Skip the pictures. Copy all the rest of the records down exactly.

**Entries shown**.
- - - -
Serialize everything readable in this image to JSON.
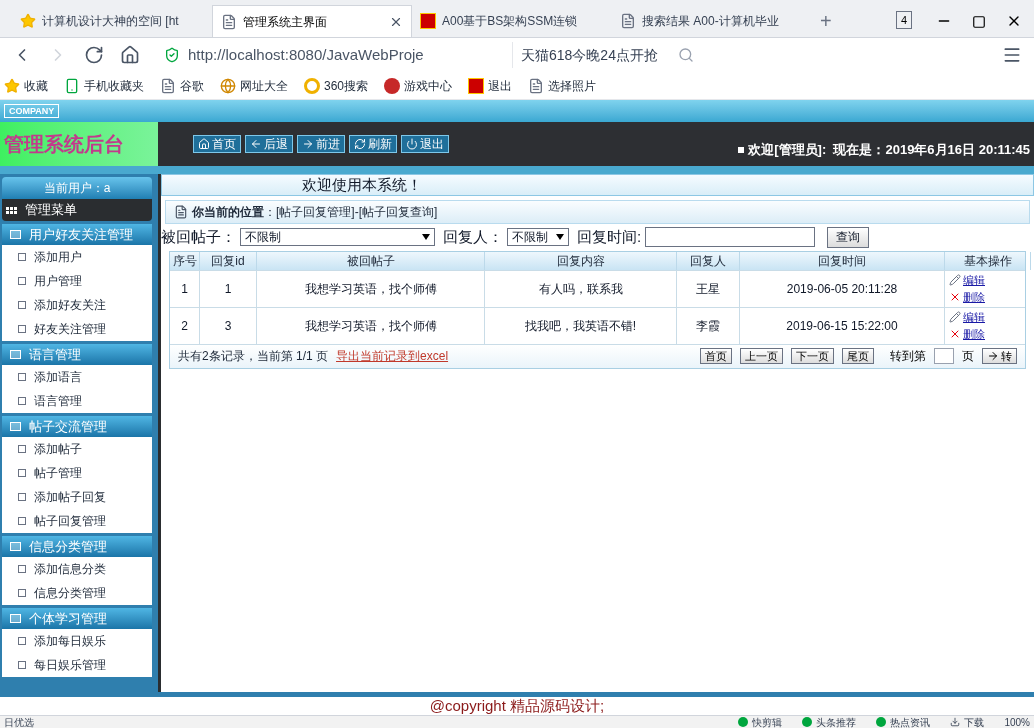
{
  "browser": {
    "tabs": [
      {
        "label": "计算机设计大神的空间 [ht",
        "selected": false,
        "kind": "star"
      },
      {
        "label": "管理系统主界面",
        "selected": true,
        "kind": "page"
      },
      {
        "label": "A00基于BS架构SSM连锁",
        "selected": false,
        "kind": "red"
      },
      {
        "label": "搜索结果 A00-计算机毕业",
        "selected": false,
        "kind": "page"
      }
    ],
    "tab_count": "4",
    "new_tab": "+",
    "address": "http://localhost:8080/JavaWebProje",
    "search_hint": "天猫618今晚24点开抢",
    "bookmarks": [
      {
        "label": "收藏",
        "kind": "star"
      },
      {
        "label": "手机收藏夹",
        "kind": "phone"
      },
      {
        "label": "谷歌",
        "kind": "page"
      },
      {
        "label": "网址大全",
        "kind": "globe"
      },
      {
        "label": "360搜索",
        "kind": "ring"
      },
      {
        "label": "游戏中心",
        "kind": "game"
      },
      {
        "label": "退出",
        "kind": "red"
      },
      {
        "label": "选择照片",
        "kind": "page"
      }
    ]
  },
  "header": {
    "company": "COMPANY",
    "title": "管理系统后台",
    "nav": [
      "首页",
      "后退",
      "前进",
      "刷新",
      "退出"
    ],
    "welcome": "欢迎[管理员]:  现在是：2019年6月16日 20:11:45"
  },
  "sidebar": {
    "current_user": "当前用户：a",
    "menu_title": "管理菜单",
    "groups": [
      {
        "title": "用户好友关注管理",
        "items": [
          "添加用户",
          "用户管理",
          "添加好友关注",
          "好友关注管理"
        ]
      },
      {
        "title": "语言管理",
        "items": [
          "添加语言",
          "语言管理"
        ]
      },
      {
        "title": "帖子交流管理",
        "items": [
          "添加帖子",
          "帖子管理",
          "添加帖子回复",
          "帖子回复管理"
        ]
      },
      {
        "title": "信息分类管理",
        "items": [
          "添加信息分类",
          "信息分类管理"
        ]
      },
      {
        "title": "个体学习管理",
        "items": [
          "添加每日娱乐",
          "每日娱乐管理"
        ]
      }
    ]
  },
  "main": {
    "welcome": "欢迎使用本系统！",
    "breadcrumb": "**你当前的位置**：[帖子回复管理]-[帖子回复查询]",
    "filters": {
      "post_label": "被回帖子：",
      "post_value": "不限制",
      "replier_label": "回复人：",
      "replier_value": "不限制",
      "time_label": "回复时间:",
      "search_button": "查询"
    },
    "table": {
      "columns": [
        "序号",
        "回复id",
        "被回帖子",
        "回复内容",
        "回复人",
        "回复时间",
        "基本操作"
      ],
      "rows": [
        {
          "cells": [
            "1",
            "1",
            "我想学习英语，找个师傅",
            "有人吗，联系我",
            "王星",
            "2019-06-05 20:11:28"
          ],
          "actions": [
            "编辑",
            "删除"
          ]
        },
        {
          "cells": [
            "2",
            "3",
            "我想学习英语，找个师傅",
            "找我吧，我英语不错!",
            "李霞",
            "2019-06-15 15:22:00"
          ],
          "actions": [
            "编辑",
            "删除"
          ]
        }
      ]
    },
    "pager": {
      "summary": "共有2条记录，当前第 1/1 页",
      "export": "导出当前记录到excel",
      "buttons": [
        "首页",
        "上一页",
        "下一页",
        "尾页"
      ],
      "goto_label": "转到第",
      "goto_unit": "页",
      "go_button": "转"
    }
  },
  "footer": "@copyright 精品源码设计;",
  "status_bar": {
    "left": "日优选",
    "items": [
      "快剪辑",
      "头条推荐",
      "热点资讯",
      "下载"
    ],
    "zoom": "100%"
  }
}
- - - -
**Result**.
Serialize everything readable in this image to JSON.
{
  "browser": {
    "tabs": [
      {
        "label": "计算机设计大神的空间 [ht",
        "selected": false,
        "kind": "star"
      },
      {
        "label": "管理系统主界面",
        "selected": true,
        "kind": "page"
      },
      {
        "label": "A00基于BS架构SSM连锁",
        "selected": false,
        "kind": "red"
      },
      {
        "label": "搜索结果 A00-计算机毕业",
        "selected": false,
        "kind": "page"
      }
    ],
    "tab_count": "4",
    "new_tab": "+",
    "address": "http://localhost:8080/JavaWebProje",
    "search_hint": "天猫618今晚24点开抢",
    "bookmarks": [
      {
        "label": "收藏",
        "kind": "star"
      },
      {
        "label": "手机收藏夹",
        "kind": "phone"
      },
      {
        "label": "谷歌",
        "kind": "page"
      },
      {
        "label": "网址大全",
        "kind": "globe"
      },
      {
        "label": "360搜索",
        "kind": "ring"
      },
      {
        "label": "游戏中心",
        "kind": "game"
      },
      {
        "label": "退出",
        "kind": "red"
      },
      {
        "label": "选择照片",
        "kind": "page"
      }
    ]
  },
  "header": {
    "company": "COMPANY",
    "title": "管理系统后台",
    "nav": [
      "首页",
      "后退",
      "前进",
      "刷新",
      "退出"
    ],
    "welcome": "欢迎[管理员]:  现在是：2019年6月16日 20:11:45"
  },
  "sidebar": {
    "current_user": "当前用户：a",
    "menu_title": "管理菜单",
    "groups": [
      {
        "title": "用户好友关注管理",
        "items": [
          "添加用户",
          "用户管理",
          "添加好友关注",
          "好友关注管理"
        ]
      },
      {
        "title": "语言管理",
        "items": [
          "添加语言",
          "语言管理"
        ]
      },
      {
        "title": "帖子交流管理",
        "items": [
          "添加帖子",
          "帖子管理",
          "添加帖子回复",
          "帖子回复管理"
        ]
      },
      {
        "title": "信息分类管理",
        "items": [
          "添加信息分类",
          "信息分类管理"
        ]
      },
      {
        "title": "个体学习管理",
        "items": [
          "添加每日娱乐",
          "每日娱乐管理"
        ]
      }
    ]
  },
  "main": {
    "welcome": "欢迎使用本系统！",
    "breadcrumb": "**你当前的位置**：[帖子回复管理]-[帖子回复查询]",
    "filters": {
      "post_label": "被回帖子：",
      "post_value": "不限制",
      "replier_label": "回复人：",
      "replier_value": "不限制",
      "time_label": "回复时间:",
      "search_button": "查询"
    },
    "table": {
      "columns": [
        "序号",
        "回复id",
        "被回帖子",
        "回复内容",
        "回复人",
        "回复时间",
        "基本操作"
      ],
      "rows": [
        {
          "cells": [
            "1",
            "1",
            "我想学习英语，找个师傅",
            "有人吗，联系我",
            "王星",
            "2019-06-05 20:11:28"
          ],
          "actions": [
            "编辑",
            "删除"
          ]
        },
        {
          "cells": [
            "2",
            "3",
            "我想学习英语，找个师傅",
            "找我吧，我英语不错!",
            "李霞",
            "2019-06-15 15:22:00"
          ],
          "actions": [
            "编辑",
            "删除"
          ]
        }
      ]
    },
    "pager": {
      "summary": "共有2条记录，当前第 1/1 页",
      "export": "导出当前记录到excel",
      "buttons": [
        "首页",
        "上一页",
        "下一页",
        "尾页"
      ],
      "goto_label": "转到第",
      "goto_unit": "页",
      "go_button": "转"
    }
  },
  "footer": "@copyright 精品源码设计;",
  "status_bar": {
    "left": "日优选",
    "items": [
      "快剪辑",
      "头条推荐",
      "热点资讯",
      "下载"
    ],
    "zoom": "100%"
  }
}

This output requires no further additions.